--- Start of WORKING DATA ---

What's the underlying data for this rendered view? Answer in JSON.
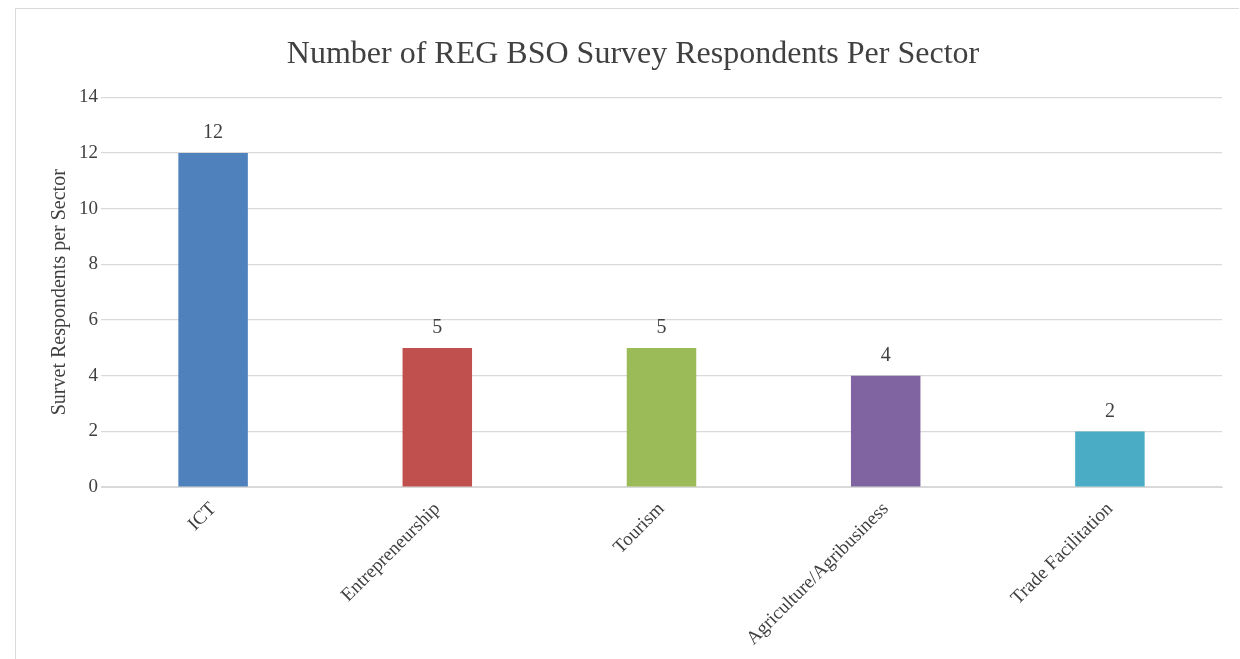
{
  "chart_data": {
    "type": "bar",
    "title": "Number of REG BSO Survey Respondents Per Sector",
    "ylabel": "Survet Respondents per Sector",
    "categories": [
      "ICT",
      "Entrepreneurship",
      "Tourism",
      "Agriculture/Agribusiness",
      "Trade Facilitation"
    ],
    "values": [
      12,
      5,
      5,
      4,
      2
    ],
    "colors": [
      "#4f81bd",
      "#c0504d",
      "#9bbb59",
      "#8064a2",
      "#4bacc6"
    ],
    "ylim": [
      0,
      14
    ],
    "yticks": [
      0,
      2,
      4,
      6,
      8,
      10,
      12,
      14
    ],
    "grid": "y",
    "data_labels": true
  }
}
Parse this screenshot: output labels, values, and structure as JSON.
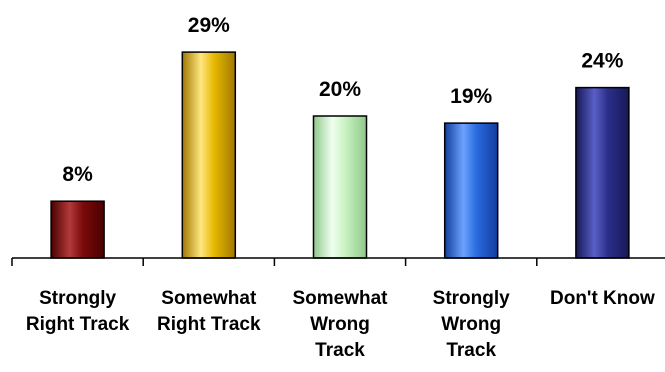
{
  "chart_data": {
    "type": "bar",
    "categories": [
      [
        "Strongly",
        "Right Track"
      ],
      [
        "Somewhat",
        "Right Track"
      ],
      [
        "Somewhat",
        "Wrong",
        "Track"
      ],
      [
        "Strongly",
        "Wrong",
        "Track"
      ],
      [
        "Don't Know"
      ]
    ],
    "values": [
      8,
      29,
      20,
      19,
      24
    ],
    "data_labels": [
      "8%",
      "29%",
      "20%",
      "19%",
      "24%"
    ],
    "colors": [
      {
        "base": "#7a0a0a",
        "light": "#b23a3a",
        "dark": "#4a0000"
      },
      {
        "base": "#e6b800",
        "light": "#ffe680",
        "dark": "#a07800"
      },
      {
        "base": "#c8f2c0",
        "light": "#f0fff0",
        "dark": "#8fc88a"
      },
      {
        "base": "#2a6be0",
        "light": "#6da3ff",
        "dark": "#123c9c"
      },
      {
        "base": "#2c2f8a",
        "light": "#5a5fc8",
        "dark": "#151855"
      }
    ],
    "ylim": [
      0,
      30
    ],
    "grid": false,
    "title": "",
    "xlabel": "",
    "ylabel": ""
  }
}
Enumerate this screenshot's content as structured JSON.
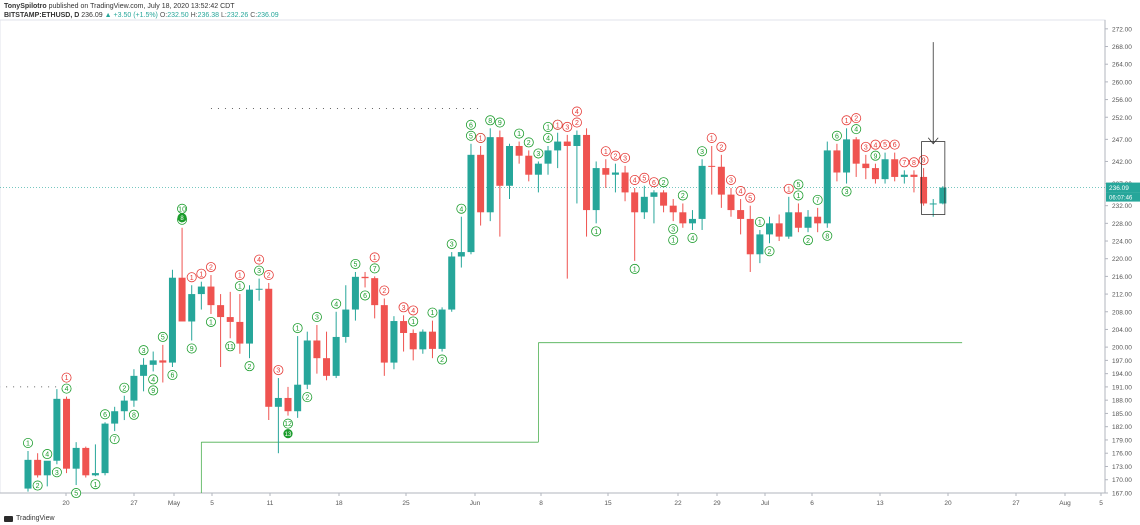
{
  "header": {
    "author": "TonySpilotro",
    "published": "published on TradingView.com, July 18, 2020 13:52:42 CDT",
    "symbol": "BITSTAMP:ETHUSD, D",
    "last": "236.09",
    "change": "+3.50 (+1.5%)",
    "o_label": "O:",
    "o_val": "232.50",
    "h_label": "H:",
    "h_val": "236.38",
    "l_label": "L:",
    "l_val": "232.26",
    "c_label": "C:",
    "c_val": "236.09"
  },
  "footer": {
    "brand": "TradingView"
  },
  "colors": {
    "up": "#26a69a",
    "down": "#ef5350",
    "buy_setup": "#1b9c2c",
    "sell_setup": "#e53935",
    "line": "#4caf50"
  },
  "chart_data": {
    "type": "candlestick",
    "title": "BITSTAMP:ETHUSD, D",
    "ylim": [
      167,
      274
    ],
    "y_ticks": [
      "272.00",
      "268.00",
      "264.00",
      "260.00",
      "256.00",
      "252.00",
      "247.00",
      "242.00",
      "237.00",
      "232.00",
      "228.00",
      "224.00",
      "220.00",
      "216.00",
      "212.00",
      "208.00",
      "204.00",
      "200.00",
      "197.00",
      "194.00",
      "191.00",
      "188.00",
      "185.00",
      "182.00",
      "179.00",
      "176.00",
      "173.00",
      "170.00",
      "167.00"
    ],
    "x_ticks": [
      "20",
      "27",
      "May",
      "5",
      "11",
      "18",
      "25",
      "Jun",
      "8",
      "15",
      "22",
      "29",
      "Jul",
      "6",
      "13",
      "20",
      "27",
      "Aug",
      "5"
    ],
    "price_labels": {
      "last": "236.09",
      "countdown": "06:07:46"
    },
    "candles": [
      {
        "o": 168.0,
        "h": 176.5,
        "l": 167.3,
        "c": 174.5
      },
      {
        "o": 174.5,
        "h": 176.0,
        "l": 170.5,
        "c": 171.0
      },
      {
        "o": 171.0,
        "h": 174.0,
        "l": 168.5,
        "c": 174.3
      },
      {
        "o": 174.3,
        "h": 190.5,
        "l": 173.5,
        "c": 188.3
      },
      {
        "o": 188.3,
        "h": 188.8,
        "l": 171.5,
        "c": 172.5
      },
      {
        "o": 172.5,
        "h": 178.5,
        "l": 168.8,
        "c": 177.2
      },
      {
        "o": 177.2,
        "h": 177.5,
        "l": 170.5,
        "c": 171.0
      },
      {
        "o": 171.0,
        "h": 178.0,
        "l": 170.8,
        "c": 171.5
      },
      {
        "o": 171.5,
        "h": 183.0,
        "l": 171.0,
        "c": 182.7
      },
      {
        "o": 182.7,
        "h": 186.5,
        "l": 181.0,
        "c": 185.5
      },
      {
        "o": 185.5,
        "h": 189.0,
        "l": 183.5,
        "c": 187.9
      },
      {
        "o": 187.9,
        "h": 195.0,
        "l": 186.5,
        "c": 193.5
      },
      {
        "o": 193.5,
        "h": 197.5,
        "l": 190.0,
        "c": 196.0
      },
      {
        "o": 196.0,
        "h": 199.0,
        "l": 194.5,
        "c": 197.0
      },
      {
        "o": 197.0,
        "h": 200.5,
        "l": 192.0,
        "c": 196.5
      },
      {
        "o": 196.5,
        "h": 217.5,
        "l": 195.5,
        "c": 215.7
      },
      {
        "o": 215.7,
        "h": 227.0,
        "l": 206.5,
        "c": 205.8
      },
      {
        "o": 205.8,
        "h": 214.0,
        "l": 201.5,
        "c": 212.0
      },
      {
        "o": 212.0,
        "h": 214.8,
        "l": 208.5,
        "c": 213.7
      },
      {
        "o": 213.7,
        "h": 216.3,
        "l": 207.5,
        "c": 209.5
      },
      {
        "o": 209.5,
        "h": 212.0,
        "l": 195.5,
        "c": 206.8
      },
      {
        "o": 206.8,
        "h": 212.5,
        "l": 202.0,
        "c": 205.7
      },
      {
        "o": 205.7,
        "h": 212.0,
        "l": 198.5,
        "c": 200.8
      },
      {
        "o": 200.8,
        "h": 214.0,
        "l": 197.5,
        "c": 213.0
      },
      {
        "o": 213.0,
        "h": 215.5,
        "l": 210.5,
        "c": 213.2
      },
      {
        "o": 213.2,
        "h": 214.5,
        "l": 183.5,
        "c": 186.5
      },
      {
        "o": 186.5,
        "h": 193.0,
        "l": 176.0,
        "c": 188.5
      },
      {
        "o": 188.5,
        "h": 191.0,
        "l": 184.5,
        "c": 185.5
      },
      {
        "o": 185.5,
        "h": 202.5,
        "l": 184.0,
        "c": 191.5
      },
      {
        "o": 191.5,
        "h": 203.5,
        "l": 190.5,
        "c": 201.5
      },
      {
        "o": 201.5,
        "h": 205.0,
        "l": 194.0,
        "c": 197.5
      },
      {
        "o": 197.5,
        "h": 203.5,
        "l": 192.5,
        "c": 193.5
      },
      {
        "o": 193.5,
        "h": 208.0,
        "l": 193.0,
        "c": 202.3
      },
      {
        "o": 202.3,
        "h": 214.0,
        "l": 201.0,
        "c": 208.5
      },
      {
        "o": 208.5,
        "h": 217.0,
        "l": 206.0,
        "c": 215.9
      },
      {
        "o": 215.9,
        "h": 217.0,
        "l": 213.5,
        "c": 215.6
      },
      {
        "o": 215.6,
        "h": 216.0,
        "l": 206.5,
        "c": 209.5
      },
      {
        "o": 209.5,
        "h": 211.0,
        "l": 193.5,
        "c": 196.5
      },
      {
        "o": 196.5,
        "h": 207.0,
        "l": 195.0,
        "c": 205.9
      },
      {
        "o": 205.9,
        "h": 207.2,
        "l": 199.0,
        "c": 203.2
      },
      {
        "o": 203.2,
        "h": 204.0,
        "l": 197.0,
        "c": 199.5
      },
      {
        "o": 199.5,
        "h": 204.0,
        "l": 198.5,
        "c": 203.5
      },
      {
        "o": 203.5,
        "h": 206.0,
        "l": 197.5,
        "c": 199.6
      },
      {
        "o": 199.6,
        "h": 209.0,
        "l": 199.0,
        "c": 208.5
      },
      {
        "o": 208.5,
        "h": 221.5,
        "l": 208.0,
        "c": 220.5
      },
      {
        "o": 220.5,
        "h": 229.5,
        "l": 218.0,
        "c": 221.5
      },
      {
        "o": 221.5,
        "h": 246.0,
        "l": 221.0,
        "c": 243.5
      },
      {
        "o": 243.5,
        "h": 245.5,
        "l": 227.5,
        "c": 230.5
      },
      {
        "o": 230.5,
        "h": 249.5,
        "l": 228.5,
        "c": 247.5
      },
      {
        "o": 247.5,
        "h": 249.0,
        "l": 225.0,
        "c": 236.5
      },
      {
        "o": 236.5,
        "h": 246.0,
        "l": 233.5,
        "c": 245.5
      },
      {
        "o": 245.5,
        "h": 246.5,
        "l": 241.5,
        "c": 243.3
      },
      {
        "o": 243.3,
        "h": 244.5,
        "l": 237.5,
        "c": 239.0
      },
      {
        "o": 239.0,
        "h": 242.0,
        "l": 235.0,
        "c": 241.5
      },
      {
        "o": 241.5,
        "h": 245.5,
        "l": 239.0,
        "c": 244.5
      },
      {
        "o": 244.5,
        "h": 248.5,
        "l": 240.5,
        "c": 246.5
      },
      {
        "o": 246.5,
        "h": 248.0,
        "l": 215.5,
        "c": 245.5
      },
      {
        "o": 245.5,
        "h": 249.0,
        "l": 232.5,
        "c": 248.0
      },
      {
        "o": 248.0,
        "h": 249.5,
        "l": 225.0,
        "c": 231.0
      },
      {
        "o": 231.0,
        "h": 242.0,
        "l": 228.0,
        "c": 240.5
      },
      {
        "o": 240.5,
        "h": 242.5,
        "l": 236.0,
        "c": 239.0
      },
      {
        "o": 239.0,
        "h": 241.5,
        "l": 235.0,
        "c": 239.5
      },
      {
        "o": 239.5,
        "h": 241.0,
        "l": 233.0,
        "c": 235.0
      },
      {
        "o": 235.0,
        "h": 236.0,
        "l": 219.5,
        "c": 230.5
      },
      {
        "o": 230.5,
        "h": 236.5,
        "l": 229.0,
        "c": 234.0
      },
      {
        "o": 234.0,
        "h": 235.5,
        "l": 228.0,
        "c": 235.0
      },
      {
        "o": 235.0,
        "h": 235.5,
        "l": 230.5,
        "c": 232.0
      },
      {
        "o": 232.0,
        "h": 233.5,
        "l": 228.5,
        "c": 230.5
      },
      {
        "o": 230.5,
        "h": 232.5,
        "l": 227.0,
        "c": 228.0
      },
      {
        "o": 228.0,
        "h": 231.0,
        "l": 226.5,
        "c": 229.0
      },
      {
        "o": 229.0,
        "h": 242.5,
        "l": 226.5,
        "c": 241.0
      },
      {
        "o": 241.0,
        "h": 245.5,
        "l": 234.5,
        "c": 240.8
      },
      {
        "o": 240.8,
        "h": 243.5,
        "l": 231.5,
        "c": 234.5
      },
      {
        "o": 234.5,
        "h": 236.0,
        "l": 229.5,
        "c": 231.0
      },
      {
        "o": 231.0,
        "h": 233.5,
        "l": 225.5,
        "c": 229.0
      },
      {
        "o": 229.0,
        "h": 232.0,
        "l": 217.0,
        "c": 221.0
      },
      {
        "o": 221.0,
        "h": 226.5,
        "l": 219.0,
        "c": 225.5
      },
      {
        "o": 225.5,
        "h": 229.5,
        "l": 223.5,
        "c": 228.0
      },
      {
        "o": 228.0,
        "h": 230.0,
        "l": 224.0,
        "c": 225.0
      },
      {
        "o": 225.0,
        "h": 234.0,
        "l": 224.5,
        "c": 230.5
      },
      {
        "o": 230.5,
        "h": 232.5,
        "l": 226.0,
        "c": 227.0
      },
      {
        "o": 227.0,
        "h": 231.0,
        "l": 226.0,
        "c": 229.5
      },
      {
        "o": 229.5,
        "h": 231.5,
        "l": 226.0,
        "c": 228.0
      },
      {
        "o": 228.0,
        "h": 246.5,
        "l": 227.0,
        "c": 244.5
      },
      {
        "o": 244.5,
        "h": 246.0,
        "l": 237.5,
        "c": 239.5
      },
      {
        "o": 239.5,
        "h": 249.5,
        "l": 237.0,
        "c": 247.0
      },
      {
        "o": 247.0,
        "h": 247.5,
        "l": 238.5,
        "c": 241.5
      },
      {
        "o": 241.5,
        "h": 243.5,
        "l": 238.0,
        "c": 240.5
      },
      {
        "o": 240.5,
        "h": 241.5,
        "l": 237.0,
        "c": 238.0
      },
      {
        "o": 238.0,
        "h": 244.0,
        "l": 237.0,
        "c": 242.5
      },
      {
        "o": 242.5,
        "h": 244.0,
        "l": 237.5,
        "c": 238.5
      },
      {
        "o": 238.5,
        "h": 240.0,
        "l": 237.0,
        "c": 239.0
      },
      {
        "o": 239.0,
        "h": 240.0,
        "l": 235.0,
        "c": 238.5
      },
      {
        "o": 238.5,
        "h": 240.5,
        "l": 232.0,
        "c": 232.5
      },
      {
        "o": 232.5,
        "h": 233.5,
        "l": 229.5,
        "c": 232.5
      },
      {
        "o": 232.5,
        "h": 236.4,
        "l": 232.3,
        "c": 236.1
      }
    ],
    "td_sequential": {
      "buy": [
        {
          "i": 0,
          "label": "1"
        },
        {
          "i": 1,
          "label": "2"
        },
        {
          "i": 2,
          "label": "4"
        },
        {
          "i": 3,
          "label": "3"
        },
        {
          "i": 4,
          "label": "4"
        },
        {
          "i": 5,
          "label": "5"
        },
        {
          "i": 7,
          "label": "1"
        },
        {
          "i": 8,
          "label": "6"
        },
        {
          "i": 9,
          "label": "7"
        },
        {
          "i": 10,
          "label": "2"
        },
        {
          "i": 11,
          "label": "8"
        },
        {
          "i": 12,
          "label": "3"
        },
        {
          "i": 13,
          "label": "4"
        },
        {
          "i": 14,
          "label": "5"
        },
        {
          "i": 13,
          "label": "9"
        },
        {
          "i": 15,
          "label": "6"
        },
        {
          "i": 16,
          "label": "7"
        },
        {
          "i": 16,
          "label": "10"
        },
        {
          "i": 17,
          "label": "9"
        },
        {
          "i": 19,
          "label": "1"
        },
        {
          "i": 21,
          "label": "11"
        },
        {
          "i": 22,
          "label": "1"
        },
        {
          "i": 23,
          "label": "2"
        },
        {
          "i": 24,
          "label": "3"
        },
        {
          "i": 27,
          "label": "12"
        },
        {
          "i": 28,
          "label": "1"
        },
        {
          "i": 29,
          "label": "2"
        },
        {
          "i": 30,
          "label": "3"
        },
        {
          "i": 32,
          "label": "4"
        },
        {
          "i": 34,
          "label": "5"
        },
        {
          "i": 35,
          "label": "6"
        },
        {
          "i": 36,
          "label": "7"
        },
        {
          "i": 40,
          "label": "1"
        },
        {
          "i": 42,
          "label": "1"
        },
        {
          "i": 43,
          "label": "2"
        },
        {
          "i": 44,
          "label": "3"
        },
        {
          "i": 45,
          "label": "4"
        },
        {
          "i": 46,
          "label": "5"
        },
        {
          "i": 46,
          "label": "6"
        },
        {
          "i": 47,
          "label": "7"
        },
        {
          "i": 48,
          "label": "8"
        },
        {
          "i": 49,
          "label": "9"
        },
        {
          "i": 51,
          "label": "1"
        },
        {
          "i": 52,
          "label": "2"
        },
        {
          "i": 53,
          "label": "3"
        },
        {
          "i": 54,
          "label": "4"
        },
        {
          "i": 54,
          "label": "1"
        },
        {
          "i": 55,
          "label": "2"
        },
        {
          "i": 59,
          "label": "1"
        },
        {
          "i": 63,
          "label": "1"
        },
        {
          "i": 66,
          "label": "2"
        },
        {
          "i": 67,
          "label": "3"
        },
        {
          "i": 67,
          "label": "1"
        },
        {
          "i": 68,
          "label": "2"
        },
        {
          "i": 69,
          "label": "4"
        },
        {
          "i": 70,
          "label": "3"
        },
        {
          "i": 76,
          "label": "1"
        },
        {
          "i": 77,
          "label": "2"
        },
        {
          "i": 80,
          "label": "1"
        },
        {
          "i": 81,
          "label": "2"
        },
        {
          "i": 82,
          "label": "7"
        },
        {
          "i": 83,
          "label": "8"
        },
        {
          "i": 85,
          "label": "3"
        },
        {
          "i": 86,
          "label": "4"
        },
        {
          "i": 80,
          "label": "5"
        },
        {
          "i": 84,
          "label": "6"
        },
        {
          "i": 88,
          "label": "9"
        }
      ],
      "sell": [
        {
          "i": 4,
          "label": "1"
        },
        {
          "i": 17,
          "label": "1"
        },
        {
          "i": 18,
          "label": "1"
        },
        {
          "i": 19,
          "label": "2"
        },
        {
          "i": 22,
          "label": "1"
        },
        {
          "i": 25,
          "label": "2"
        },
        {
          "i": 26,
          "label": "3"
        },
        {
          "i": 24,
          "label": "4"
        },
        {
          "i": 36,
          "label": "1"
        },
        {
          "i": 37,
          "label": "2"
        },
        {
          "i": 39,
          "label": "3"
        },
        {
          "i": 40,
          "label": "4"
        },
        {
          "i": 47,
          "label": "1"
        },
        {
          "i": 55,
          "label": "1"
        },
        {
          "i": 57,
          "label": "2"
        },
        {
          "i": 56,
          "label": "3"
        },
        {
          "i": 57,
          "label": "4"
        },
        {
          "i": 60,
          "label": "1"
        },
        {
          "i": 61,
          "label": "2"
        },
        {
          "i": 62,
          "label": "3"
        },
        {
          "i": 63,
          "label": "4"
        },
        {
          "i": 64,
          "label": "5"
        },
        {
          "i": 65,
          "label": "6"
        },
        {
          "i": 71,
          "label": "1"
        },
        {
          "i": 72,
          "label": "2"
        },
        {
          "i": 73,
          "label": "3"
        },
        {
          "i": 74,
          "label": "4"
        },
        {
          "i": 75,
          "label": "5"
        },
        {
          "i": 79,
          "label": "1"
        },
        {
          "i": 85,
          "label": "1"
        },
        {
          "i": 86,
          "label": "2"
        },
        {
          "i": 87,
          "label": "3"
        },
        {
          "i": 88,
          "label": "4"
        },
        {
          "i": 89,
          "label": "5"
        },
        {
          "i": 90,
          "label": "6"
        },
        {
          "i": 91,
          "label": "7"
        },
        {
          "i": 92,
          "label": "8"
        },
        {
          "i": 93,
          "label": "9"
        }
      ],
      "countdown_marks": [
        {
          "i": 16,
          "label": "8"
        },
        {
          "i": 27,
          "label": "13"
        }
      ]
    },
    "tdst_lines": [
      {
        "from": -3,
        "to": 5,
        "value": 191,
        "style": "dotted"
      },
      {
        "from": 19,
        "to": 47,
        "value": 254,
        "style": "dotted"
      },
      {
        "from": 18,
        "to": 53,
        "value": 178.5,
        "style": "solid"
      },
      {
        "from": 53,
        "to": 97,
        "value": 201,
        "style": "solid"
      }
    ],
    "annotations": [
      {
        "type": "arrow",
        "i": 94,
        "y_from": 269,
        "y_to": 246
      },
      {
        "type": "box",
        "i_from": 93,
        "i_to": 95,
        "y_top": 246.5,
        "y_bottom": 230
      }
    ]
  }
}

--- End of WORKING DATA ---

WHAT TO WORK ON: Lines that include the word "Respondents" are to be extracted from the data above.

WORKED ANSWER:
    "title": "Number of REG BSO Survey Respondents Per Sector",
    "ylabel": "Survet Respondents per Sector",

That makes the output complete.